== Problem description ==
Exactly repeat the full listing that follows.

* start Available data *

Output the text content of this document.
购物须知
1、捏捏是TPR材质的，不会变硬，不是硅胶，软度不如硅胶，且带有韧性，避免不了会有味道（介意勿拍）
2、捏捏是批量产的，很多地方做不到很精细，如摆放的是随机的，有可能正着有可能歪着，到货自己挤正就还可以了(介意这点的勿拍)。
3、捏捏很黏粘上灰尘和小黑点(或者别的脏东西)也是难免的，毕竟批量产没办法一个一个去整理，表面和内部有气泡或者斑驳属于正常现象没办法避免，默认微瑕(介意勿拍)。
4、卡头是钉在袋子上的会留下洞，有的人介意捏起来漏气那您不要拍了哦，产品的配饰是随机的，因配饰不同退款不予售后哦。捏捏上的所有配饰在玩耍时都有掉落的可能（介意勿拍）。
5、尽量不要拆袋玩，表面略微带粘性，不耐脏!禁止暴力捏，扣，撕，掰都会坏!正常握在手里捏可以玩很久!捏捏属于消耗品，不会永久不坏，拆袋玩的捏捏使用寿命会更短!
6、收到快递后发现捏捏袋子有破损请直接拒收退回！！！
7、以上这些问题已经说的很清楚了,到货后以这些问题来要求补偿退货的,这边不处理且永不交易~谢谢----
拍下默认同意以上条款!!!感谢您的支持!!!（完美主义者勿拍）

* end Available data *

== Solution to this task ==
Output the text content of this document.
购物须知
1、捏捏是TPR材质的，不会变硬，不是硅胶，软度不如硅胶，且带有韧性，避免不了会有味道（介意勿拍）
2、捏捏是批量产的，很多地方做不到很精细，如摆放的是随机的，有可能正着有可能歪着，到货自己挤正就还可以了(介意这点的勿拍)。
3、捏捏很黏粘上灰尘和小黑点(或者别的脏东西)也是难免的，毕竟批量产没办法一个一个去整理，表面和内部有气泡或者斑驳属于正常现象没办法避免，默认微瑕(介意勿拍)。
4、卡头是钉在袋子上的会留下洞，有的人介意捏起来漏气那您不要拍了哦，产品的配饰是随机的，因配饰不同退款不予售后哦。捏捏上的所有配饰在玩耍时都有掉落的可能（介意勿拍）。
5、尽量不要拆袋玩，表面略微带粘性，不耐脏!禁止暴力捏，扣，撕，掰都会坏!正常握在手里捏可以玩很久!捏捏属于消耗品，不会永久不坏，拆袋玩的捏捏使用寿命会更短!
6、收到快递后发现捏捏袋子有破损请直接拒收退回！！！
7、以上这些问题已经说的很清楚了,到货后以这些问题来要求补偿退货的,这边不处理且永不交易~谢谢----
拍下默认同意以上条款!!!感谢您的支持!!!（完美主义者勿拍）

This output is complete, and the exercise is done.